[Data entries]
-=-=-

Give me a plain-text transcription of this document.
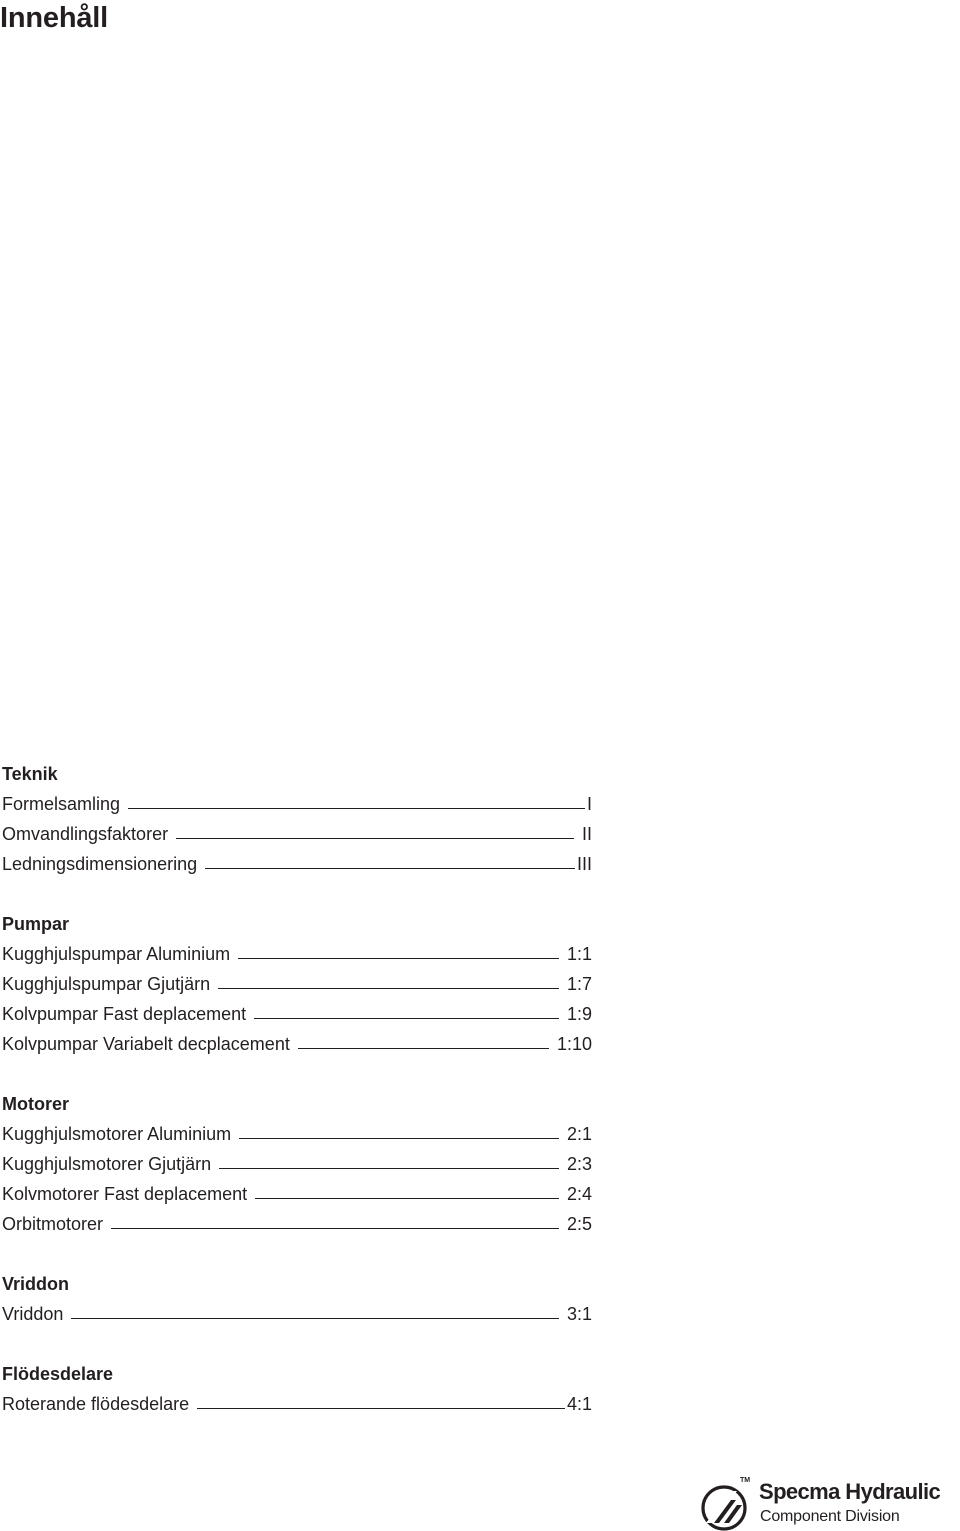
Innehåll
Teknik
Formelsamling	I
Omvandlingsfaktorer	II
Ledningsdimensionering	III
Pumpar
Kugghjulspumpar Aluminium	1:1
Kugghjulspumpar Gjutjärn	1:7
Kolvpumpar Fast deplacement	1:9
Kolvpumpar Variabelt decplacement	1:10
Motorer
Kugghjulsmotorer Aluminium	2:1
Kugghjulsmotorer Gjutjärn	2:3
Kolvmotorer Fast deplacement	2:4
Orbitmotorer	2:5
Vriddon
Vriddon	3:1
Flödesdelare
Roterande flödesdelare	4:1
TM Specma Hydraulic
Component Division
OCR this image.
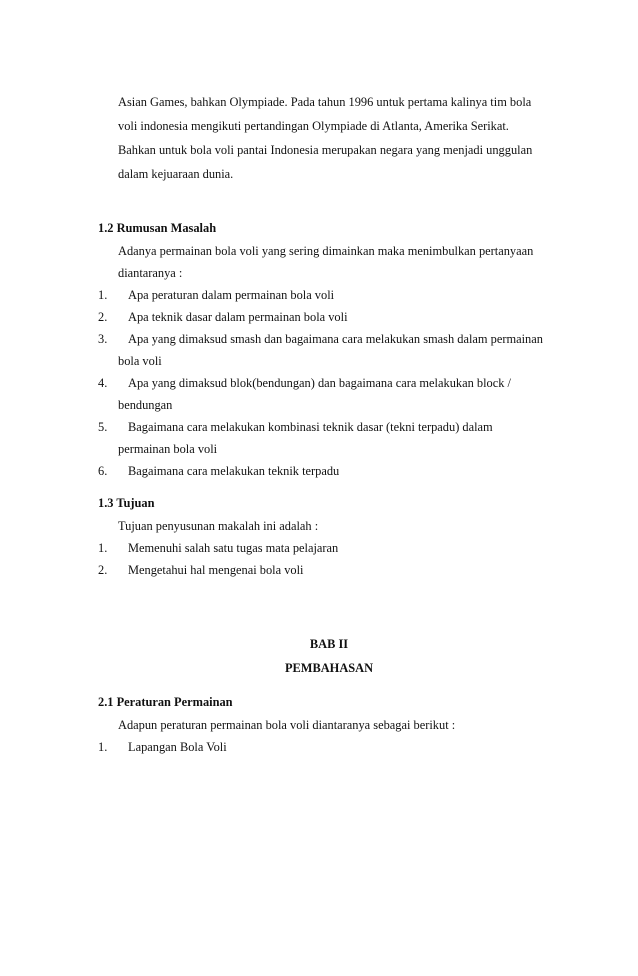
Asian Games, bahkan Olympiade. Pada tahun 1996 untuk pertama kalinya tim bola
voli indonesia mengikuti pertandingan Olympiade di Atlanta, Amerika Serikat.
Bahkan untuk bola voli pantai Indonesia merupakan negara yang menjadi unggulan
dalam kejuaraan dunia.
1.2 Rumusan Masalah
Adanya permainan bola voli yang sering dimainkan maka menimbulkan pertanyaan
diantaranya :
1. Apa peraturan dalam permainan bola voli
2. Apa teknik dasar dalam permainan bola voli
3. Apa yang dimaksud smash dan bagaimana cara melakukan smash dalam permainan
bola voli
4. Apa yang dimaksud blok(bendungan) dan bagaimana cara melakukan block /
bendungan
5. Bagaimana cara melakukan kombinasi teknik dasar (tekni terpadu) dalam
permainan bola voli
6. Bagaimana cara melakukan teknik terpadu
1.3 Tujuan
Tujuan penyusunan makalah ini adalah :
1. Memenuhi salah satu tugas mata pelajaran
2. Mengetahui hal mengenai bola voli
BAB II
PEMBAHASAN
2.1 Peraturan Permainan
Adapun peraturan permainan bola voli diantaranya sebagai berikut :
1. Lapangan Bola Voli
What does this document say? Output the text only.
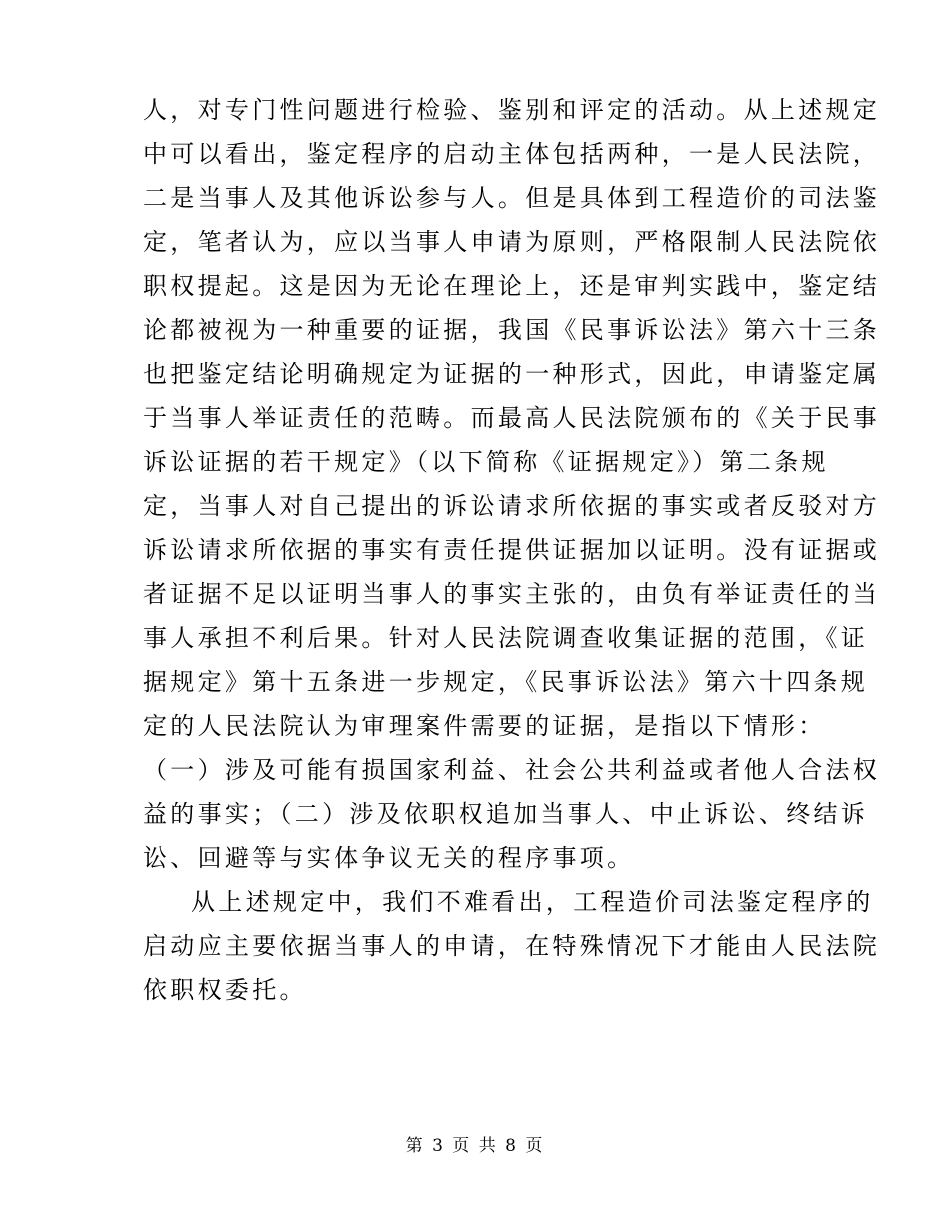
人，对专门性问题进行检验、鉴别和评定的活动。从上述规定
中可以看出，鉴定程序的启动主体包括两种，一是人民法院，
二是当事人及其他诉讼参与人。但是具体到工程造价的司法鉴
定，笔者认为，应以当事人申请为原则，严格限制人民法院依
职权提起。这是因为无论在理论上，还是审判实践中，鉴定结
论都被视为一种重要的证据，我国《民事诉讼法》第六十三条
也把鉴定结论明确规定为证据的一种形式，因此，申请鉴定属
于当事人举证责任的范畴。而最高人民法院颁布的《关于民事
诉讼证据的若干规定》（以下简称《证据规定》）第二条规
定，当事人对自己提出的诉讼请求所依据的事实或者反驳对方
诉讼请求所依据的事实有责任提供证据加以证明。没有证据或
者证据不足以证明当事人的事实主张的，由负有举证责任的当
事人承担不利后果。针对人民法院调查收集证据的范围，《证
据规定》第十五条进一步规定，《民事诉讼法》第六十四条规
定的人民法院认为审理案件需要的证据，是指以下情形：
（一）涉及可能有损国家利益、社会公共利益或者他人合法权
益的事实；（二）涉及依职权追加当事人、中止诉讼、终结诉
讼、回避等与实体争议无关的程序事项。
从上述规定中，我们不难看出，工程造价司法鉴定程序的
启动应主要依据当事人的申请，在特殊情况下才能由人民法院
依职权委托。
第 3 页 共 8 页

-=-=-

## [Task directions]
Retype every entry verbatim and exclude the pictures from the copy.

## [Exercise solution]
Give me a plain-text transcription of this document.
Innehåll
Teknik
Formelsamling	I
Omvandlingsfaktorer	II
Ledningsdimensionering	III
Pumpar
Kugghjulspumpar Aluminium	1:1
Kugghjulspumpar Gjutjärn	1:7
Kolvpumpar Fast deplacement	1:9
Kolvpumpar Variabelt decplacement	1:10
Motorer
Kugghjulsmotorer Aluminium	2:1
Kugghjulsmotorer Gjutjärn	2:3
Kolvmotorer Fast deplacement	2:4
Orbitmotorer	2:5
Vriddon
Vriddon	3:1
Flödesdelare
Roterande flödesdelare	4:1
TM Specma Hydraulic
Component Division
OCR this image.
Asian Games, bahkan Olympiade. Pada tahun 1996 untuk pertama kalinya tim bola
voli indonesia mengikuti pertandingan Olympiade di Atlanta, Amerika Serikat.
Bahkan untuk bola voli pantai Indonesia merupakan negara yang menjadi unggulan
dalam kejuaraan dunia.
1.2 Rumusan Masalah
Adanya permainan bola voli yang sering dimainkan maka menimbulkan pertanyaan
diantaranya :
1. Apa peraturan dalam permainan bola voli
2. Apa teknik dasar dalam permainan bola voli
3. Apa yang dimaksud smash dan bagaimana cara melakukan smash dalam permainan
bola voli
4. Apa yang dimaksud blok(bendungan) dan bagaimana cara melakukan block /
bendungan
5. Bagaimana cara melakukan kombinasi teknik dasar (tekni terpadu) dalam
permainan bola voli
6. Bagaimana cara melakukan teknik terpadu
1.3 Tujuan
Tujuan penyusunan makalah ini adalah :
1. Memenuhi salah satu tugas mata pelajaran
2. Mengetahui hal mengenai bola voli
BAB II
PEMBAHASAN
2.1 Peraturan Permainan
Adapun peraturan permainan bola voli diantaranya sebagai berikut :
1. Lapangan Bola Voli
What does this document say? Output the text only.
人，对专门性问题进行检验、鉴别和评定的活动。从上述规定
中可以看出，鉴定程序的启动主体包括两种，一是人民法院，
二是当事人及其他诉讼参与人。但是具体到工程造价的司法鉴
定，笔者认为，应以当事人申请为原则，严格限制人民法院依
职权提起。这是因为无论在理论上，还是审判实践中，鉴定结
论都被视为一种重要的证据，我国《民事诉讼法》第六十三条
也把鉴定结论明确规定为证据的一种形式，因此，申请鉴定属
于当事人举证责任的范畴。而最高人民法院颁布的《关于民事
诉讼证据的若干规定》（以下简称《证据规定》）第二条规
定，当事人对自己提出的诉讼请求所依据的事实或者反驳对方
诉讼请求所依据的事实有责任提供证据加以证明。没有证据或
者证据不足以证明当事人的事实主张的，由负有举证责任的当
事人承担不利后果。针对人民法院调查收集证据的范围，《证
据规定》第十五条进一步规定，《民事诉讼法》第六十四条规
定的人民法院认为审理案件需要的证据，是指以下情形：
（一）涉及可能有损国家利益、社会公共利益或者他人合法权
益的事实；（二）涉及依职权追加当事人、中止诉讼、终结诉
讼、回避等与实体争议无关的程序事项。
从上述规定中，我们不难看出，工程造价司法鉴定程序的
启动应主要依据当事人的申请，在特殊情况下才能由人民法院
依职权委托。
第 3 页 共 8 页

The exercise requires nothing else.